*Task to carry out*: Find "What does this" in the material, then return exactly the line containing it and all lines after it to the end, leaving out pictures.
● ● ● ● ●
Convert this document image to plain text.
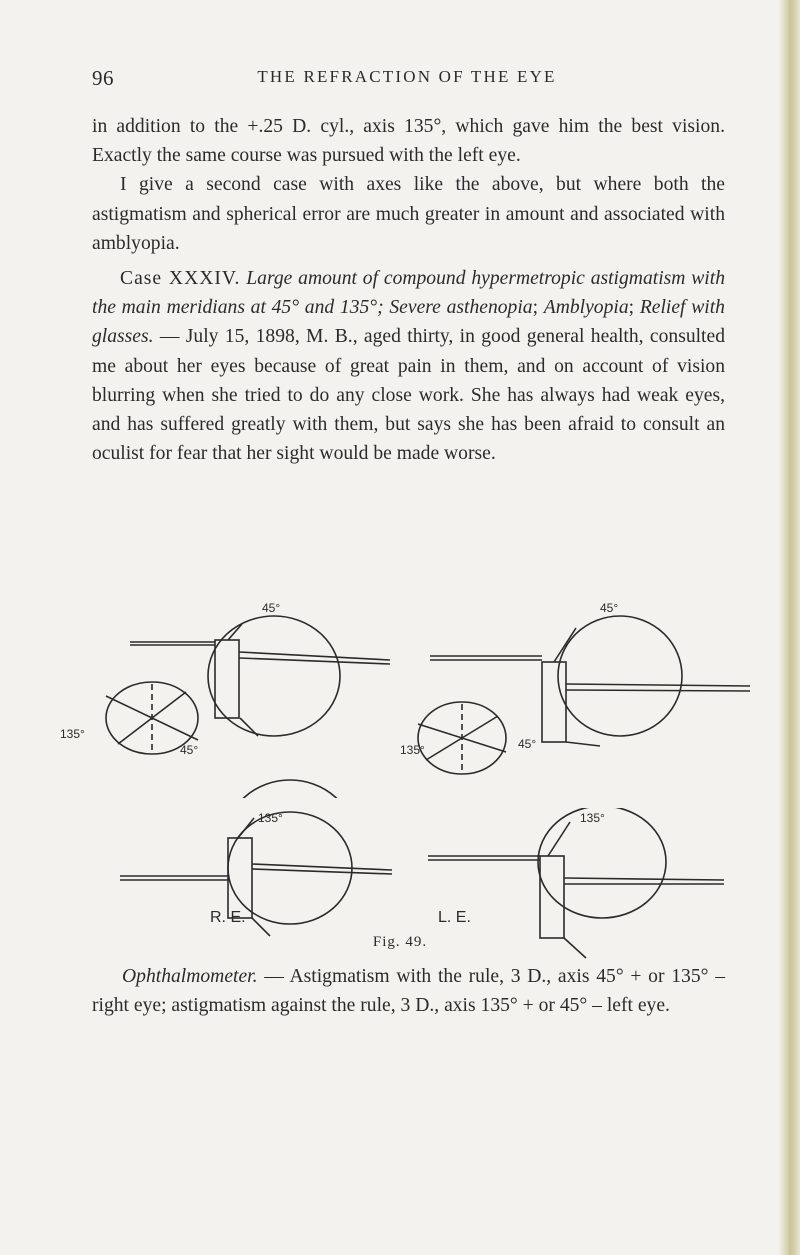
96	THE REFRACTION OF THE EYE

in addition to the +.25 D. cyl., axis 135°, which gave him the best vision. Exactly the same course was pursued with the left eye.

I give a second case with axes like the above, but where both the astigmatism and spherical error are much greater in amount and associated with amblyopia.

Case XXXIV. Large amount of compound hypermetropic astigmatism with the main meridians at 45° and 135°; Severe asthenopia; Amblyopia; Relief with glasses. — July 15, 1898, M. B., aged thirty, in good general health, consulted me about her eyes because of great pain in them, and on account of vision blurring when she tried to do any close work. She has always had weak eyes, and has suffered greatly with them, but says she has been afraid to consult an oculist for fear that her sight would be made worse.

45°	45°
135°
45°
135°
135°	45°
135°
R. E.	L. E.
Fig. 49.

Ophthalmometer. — Astigmatism with the rule, 3 D., axis 45° + or 135° – right eye; astigmatism against the rule, 3 D., axis 135° + or 45° – left eye.
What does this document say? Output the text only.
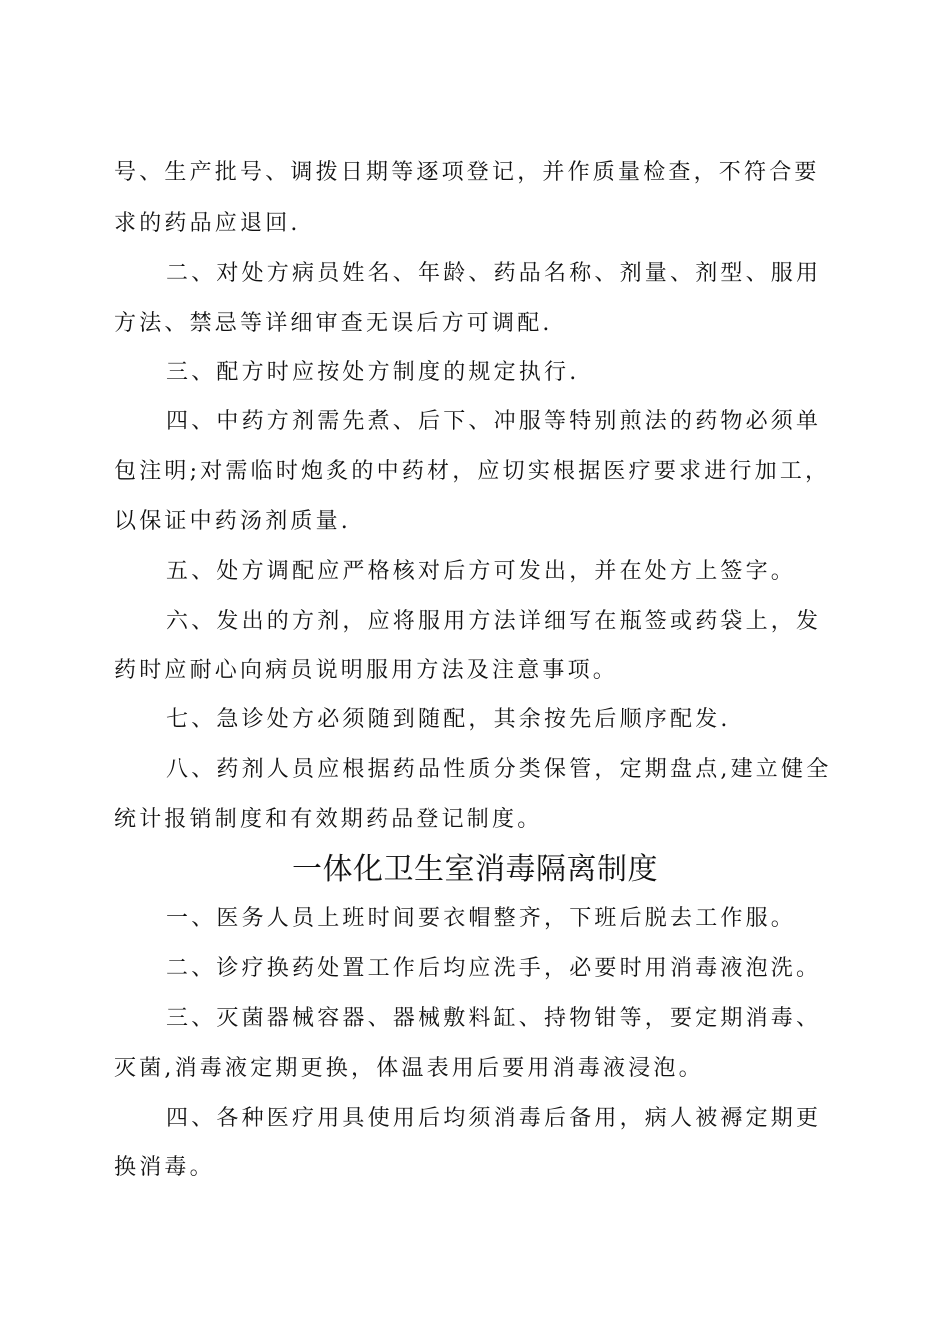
号、生产批号、调拨日期等逐项登记，并作质量检查，不符合要
求的药品应退回.
二、对处方病员姓名、年龄、药品名称、剂量、剂型、服用
方法、禁忌等详细审查无误后方可调配.
三、配方时应按处方制度的规定执行.
四、中药方剂需先煮、后下、冲服等特别煎法的药物必须单
包注明;对需临时炮炙的中药材，应切实根据医疗要求进行加工，
以保证中药汤剂质量.
五、处方调配应严格核对后方可发出，并在处方上签字。
六、发出的方剂，应将服用方法详细写在瓶签或药袋上，发
药时应耐心向病员说明服用方法及注意事项。
七、急诊处方必须随到随配，其余按先后顺序配发.
八、药剂人员应根据药品性质分类保管，定期盘点,建立健全
统计报销制度和有效期药品登记制度。
一体化卫生室消毒隔离制度
一、医务人员上班时间要衣帽整齐，下班后脱去工作服。
二、诊疗换药处置工作后均应洗手，必要时用消毒液泡洗。
三、灭菌器械容器、器械敷料缸、持物钳等，要定期消毒、
灭菌,消毒液定期更换，体温表用后要用消毒液浸泡。
四、各种医疗用具使用后均须消毒后备用，病人被褥定期更
换消毒。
● ● ● ● ●
*Task response*:
What does this document say? Output the text only.
号、生产批号、调拨日期等逐项登记，并作质量检查，不符合要
求的药品应退回.
二、对处方病员姓名、年龄、药品名称、剂量、剂型、服用
方法、禁忌等详细审查无误后方可调配.
三、配方时应按处方制度的规定执行.
四、中药方剂需先煮、后下、冲服等特别煎法的药物必须单
包注明;对需临时炮炙的中药材，应切实根据医疗要求进行加工，
以保证中药汤剂质量.
五、处方调配应严格核对后方可发出，并在处方上签字。
六、发出的方剂，应将服用方法详细写在瓶签或药袋上，发
药时应耐心向病员说明服用方法及注意事项。
七、急诊处方必须随到随配，其余按先后顺序配发.
八、药剂人员应根据药品性质分类保管，定期盘点,建立健全
统计报销制度和有效期药品登记制度。
一体化卫生室消毒隔离制度
一、医务人员上班时间要衣帽整齐，下班后脱去工作服。
二、诊疗换药处置工作后均应洗手，必要时用消毒液泡洗。
三、灭菌器械容器、器械敷料缸、持物钳等，要定期消毒、
灭菌,消毒液定期更换，体温表用后要用消毒液浸泡。
四、各种医疗用具使用后均须消毒后备用，病人被褥定期更
换消毒。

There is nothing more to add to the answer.